— Written problem —
Check each line for the string "JSON" and give only the count of lines that have it.

┌──

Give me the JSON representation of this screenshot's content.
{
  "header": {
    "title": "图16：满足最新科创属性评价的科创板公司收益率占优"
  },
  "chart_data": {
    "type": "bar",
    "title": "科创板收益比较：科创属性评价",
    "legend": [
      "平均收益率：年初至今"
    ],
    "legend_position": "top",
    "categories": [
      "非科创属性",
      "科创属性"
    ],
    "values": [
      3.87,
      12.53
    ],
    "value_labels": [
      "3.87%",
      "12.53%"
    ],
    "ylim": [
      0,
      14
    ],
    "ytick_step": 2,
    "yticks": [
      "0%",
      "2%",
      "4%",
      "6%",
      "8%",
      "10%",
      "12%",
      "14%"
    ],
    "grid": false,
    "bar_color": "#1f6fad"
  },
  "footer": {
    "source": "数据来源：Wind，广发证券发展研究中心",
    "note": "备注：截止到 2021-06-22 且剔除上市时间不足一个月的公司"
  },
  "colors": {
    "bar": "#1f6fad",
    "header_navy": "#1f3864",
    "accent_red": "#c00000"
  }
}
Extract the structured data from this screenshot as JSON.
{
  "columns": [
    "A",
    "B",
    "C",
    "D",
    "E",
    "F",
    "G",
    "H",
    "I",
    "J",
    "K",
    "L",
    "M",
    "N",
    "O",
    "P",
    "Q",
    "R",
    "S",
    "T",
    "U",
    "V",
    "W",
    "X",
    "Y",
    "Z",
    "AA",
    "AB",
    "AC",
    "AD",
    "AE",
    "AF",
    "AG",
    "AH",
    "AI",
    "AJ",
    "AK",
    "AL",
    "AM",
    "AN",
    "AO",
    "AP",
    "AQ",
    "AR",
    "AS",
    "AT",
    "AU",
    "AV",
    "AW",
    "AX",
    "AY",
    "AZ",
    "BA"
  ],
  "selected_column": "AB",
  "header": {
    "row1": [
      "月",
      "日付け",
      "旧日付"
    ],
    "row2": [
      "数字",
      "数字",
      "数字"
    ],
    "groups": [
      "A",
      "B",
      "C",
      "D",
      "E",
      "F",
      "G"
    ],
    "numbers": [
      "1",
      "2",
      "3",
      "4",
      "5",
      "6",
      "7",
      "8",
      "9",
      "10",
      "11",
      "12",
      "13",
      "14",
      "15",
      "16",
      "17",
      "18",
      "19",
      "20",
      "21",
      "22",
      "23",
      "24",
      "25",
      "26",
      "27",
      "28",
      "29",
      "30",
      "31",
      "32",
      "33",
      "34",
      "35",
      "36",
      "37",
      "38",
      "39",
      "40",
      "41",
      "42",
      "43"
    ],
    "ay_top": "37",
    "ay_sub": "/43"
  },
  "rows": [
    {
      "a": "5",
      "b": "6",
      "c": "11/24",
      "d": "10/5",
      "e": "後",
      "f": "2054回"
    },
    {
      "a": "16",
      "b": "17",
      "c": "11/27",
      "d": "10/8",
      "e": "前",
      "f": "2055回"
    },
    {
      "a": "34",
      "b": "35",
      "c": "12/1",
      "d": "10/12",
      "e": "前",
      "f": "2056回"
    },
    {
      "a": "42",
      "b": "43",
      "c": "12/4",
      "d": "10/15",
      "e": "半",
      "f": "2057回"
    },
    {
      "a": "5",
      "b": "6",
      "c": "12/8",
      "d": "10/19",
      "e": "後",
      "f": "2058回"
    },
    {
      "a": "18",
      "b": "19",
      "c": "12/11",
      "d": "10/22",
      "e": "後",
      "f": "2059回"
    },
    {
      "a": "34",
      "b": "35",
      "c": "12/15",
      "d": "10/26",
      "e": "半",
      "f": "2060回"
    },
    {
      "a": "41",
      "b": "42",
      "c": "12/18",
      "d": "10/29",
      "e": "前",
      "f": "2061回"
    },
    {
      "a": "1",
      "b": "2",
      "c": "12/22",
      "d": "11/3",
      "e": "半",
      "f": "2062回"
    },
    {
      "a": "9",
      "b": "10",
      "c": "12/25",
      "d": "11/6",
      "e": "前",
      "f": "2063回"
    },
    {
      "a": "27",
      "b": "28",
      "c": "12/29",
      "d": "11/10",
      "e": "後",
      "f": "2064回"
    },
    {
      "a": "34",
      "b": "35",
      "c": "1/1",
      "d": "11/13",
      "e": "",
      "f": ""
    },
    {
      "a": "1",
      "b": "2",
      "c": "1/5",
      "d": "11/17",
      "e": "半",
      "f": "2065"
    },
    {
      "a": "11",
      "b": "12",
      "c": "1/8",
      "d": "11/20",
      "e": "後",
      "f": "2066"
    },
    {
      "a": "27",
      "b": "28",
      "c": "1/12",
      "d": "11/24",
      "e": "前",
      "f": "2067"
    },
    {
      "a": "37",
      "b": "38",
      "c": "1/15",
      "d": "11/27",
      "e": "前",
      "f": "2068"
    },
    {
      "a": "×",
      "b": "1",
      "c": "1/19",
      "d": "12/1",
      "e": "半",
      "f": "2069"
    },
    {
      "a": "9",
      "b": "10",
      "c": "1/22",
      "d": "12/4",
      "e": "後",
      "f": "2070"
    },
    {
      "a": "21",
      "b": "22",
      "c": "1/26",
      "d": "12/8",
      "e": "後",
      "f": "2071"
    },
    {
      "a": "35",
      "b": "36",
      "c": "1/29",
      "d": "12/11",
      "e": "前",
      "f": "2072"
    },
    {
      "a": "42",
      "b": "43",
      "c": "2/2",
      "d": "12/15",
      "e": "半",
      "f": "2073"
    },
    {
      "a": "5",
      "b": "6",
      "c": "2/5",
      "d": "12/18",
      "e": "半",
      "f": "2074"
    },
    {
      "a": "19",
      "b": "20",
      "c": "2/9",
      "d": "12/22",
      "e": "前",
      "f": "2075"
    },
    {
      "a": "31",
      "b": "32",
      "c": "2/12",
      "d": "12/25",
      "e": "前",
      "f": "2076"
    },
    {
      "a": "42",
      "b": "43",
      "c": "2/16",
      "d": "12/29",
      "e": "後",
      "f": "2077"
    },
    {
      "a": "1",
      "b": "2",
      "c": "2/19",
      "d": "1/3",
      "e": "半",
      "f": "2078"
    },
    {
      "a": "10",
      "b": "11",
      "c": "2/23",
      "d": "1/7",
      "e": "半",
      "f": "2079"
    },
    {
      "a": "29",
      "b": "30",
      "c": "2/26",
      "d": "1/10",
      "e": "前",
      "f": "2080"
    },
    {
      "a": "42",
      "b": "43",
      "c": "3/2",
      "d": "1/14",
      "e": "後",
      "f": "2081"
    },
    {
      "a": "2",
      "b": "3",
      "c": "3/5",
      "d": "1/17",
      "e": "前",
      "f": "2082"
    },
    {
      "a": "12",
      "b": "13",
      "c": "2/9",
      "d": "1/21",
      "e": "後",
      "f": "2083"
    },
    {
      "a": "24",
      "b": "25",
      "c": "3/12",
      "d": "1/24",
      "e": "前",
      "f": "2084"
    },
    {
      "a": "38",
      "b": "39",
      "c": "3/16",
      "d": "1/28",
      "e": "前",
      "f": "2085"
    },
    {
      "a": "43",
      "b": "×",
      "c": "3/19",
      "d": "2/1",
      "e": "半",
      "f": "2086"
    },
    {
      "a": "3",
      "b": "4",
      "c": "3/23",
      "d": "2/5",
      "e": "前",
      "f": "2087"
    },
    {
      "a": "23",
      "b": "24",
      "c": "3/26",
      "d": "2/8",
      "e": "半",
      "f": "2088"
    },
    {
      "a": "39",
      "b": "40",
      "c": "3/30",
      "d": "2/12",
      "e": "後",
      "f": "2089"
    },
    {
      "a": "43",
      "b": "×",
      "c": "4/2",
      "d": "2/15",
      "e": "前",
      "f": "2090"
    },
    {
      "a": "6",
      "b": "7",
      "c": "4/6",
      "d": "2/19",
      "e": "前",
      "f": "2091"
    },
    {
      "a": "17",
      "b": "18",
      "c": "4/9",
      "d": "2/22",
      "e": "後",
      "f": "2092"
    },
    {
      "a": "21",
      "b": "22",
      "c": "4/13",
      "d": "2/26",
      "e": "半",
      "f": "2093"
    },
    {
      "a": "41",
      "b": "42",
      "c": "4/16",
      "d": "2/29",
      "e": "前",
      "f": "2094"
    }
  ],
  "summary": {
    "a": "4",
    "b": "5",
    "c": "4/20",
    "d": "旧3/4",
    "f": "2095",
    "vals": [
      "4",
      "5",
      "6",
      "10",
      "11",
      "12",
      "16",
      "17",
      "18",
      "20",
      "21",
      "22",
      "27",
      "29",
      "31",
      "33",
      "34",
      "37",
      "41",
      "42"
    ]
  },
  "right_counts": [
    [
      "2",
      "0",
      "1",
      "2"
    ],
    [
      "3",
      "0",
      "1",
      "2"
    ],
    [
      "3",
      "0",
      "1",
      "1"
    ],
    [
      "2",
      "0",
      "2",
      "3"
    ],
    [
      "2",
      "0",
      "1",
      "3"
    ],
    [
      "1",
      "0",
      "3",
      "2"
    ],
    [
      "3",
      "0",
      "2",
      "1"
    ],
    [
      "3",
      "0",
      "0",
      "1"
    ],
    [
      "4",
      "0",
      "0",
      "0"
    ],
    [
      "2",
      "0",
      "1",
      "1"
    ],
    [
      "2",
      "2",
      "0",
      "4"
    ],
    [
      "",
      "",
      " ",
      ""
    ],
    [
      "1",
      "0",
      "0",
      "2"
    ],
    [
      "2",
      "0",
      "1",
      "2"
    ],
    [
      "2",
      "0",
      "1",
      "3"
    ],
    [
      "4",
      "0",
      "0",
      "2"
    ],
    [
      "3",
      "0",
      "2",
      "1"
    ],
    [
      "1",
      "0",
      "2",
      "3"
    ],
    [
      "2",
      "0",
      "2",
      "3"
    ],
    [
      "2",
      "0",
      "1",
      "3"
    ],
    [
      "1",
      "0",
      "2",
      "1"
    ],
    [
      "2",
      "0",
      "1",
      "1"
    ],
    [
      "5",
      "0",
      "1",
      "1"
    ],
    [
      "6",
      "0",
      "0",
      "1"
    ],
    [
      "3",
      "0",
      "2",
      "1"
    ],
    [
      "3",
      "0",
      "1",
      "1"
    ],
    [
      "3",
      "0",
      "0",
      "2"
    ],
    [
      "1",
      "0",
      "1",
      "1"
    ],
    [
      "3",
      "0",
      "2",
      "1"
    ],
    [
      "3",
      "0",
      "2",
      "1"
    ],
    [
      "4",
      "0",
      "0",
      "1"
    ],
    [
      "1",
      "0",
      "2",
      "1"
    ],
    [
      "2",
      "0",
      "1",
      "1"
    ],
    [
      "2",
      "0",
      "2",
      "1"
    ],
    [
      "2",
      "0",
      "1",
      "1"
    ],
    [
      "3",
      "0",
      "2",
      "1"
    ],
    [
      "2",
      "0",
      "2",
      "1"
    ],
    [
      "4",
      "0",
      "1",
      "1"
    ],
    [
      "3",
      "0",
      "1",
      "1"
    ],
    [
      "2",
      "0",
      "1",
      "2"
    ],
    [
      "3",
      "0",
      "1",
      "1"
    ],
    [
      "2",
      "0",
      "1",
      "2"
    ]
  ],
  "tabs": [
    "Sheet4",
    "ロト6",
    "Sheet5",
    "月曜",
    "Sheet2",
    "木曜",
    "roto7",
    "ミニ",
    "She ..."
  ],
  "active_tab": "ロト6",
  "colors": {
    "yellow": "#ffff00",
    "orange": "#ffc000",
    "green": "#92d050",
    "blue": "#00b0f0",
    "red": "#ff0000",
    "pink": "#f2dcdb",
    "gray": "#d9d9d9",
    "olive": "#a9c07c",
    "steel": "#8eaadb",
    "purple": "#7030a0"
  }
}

└──

— Result below —
2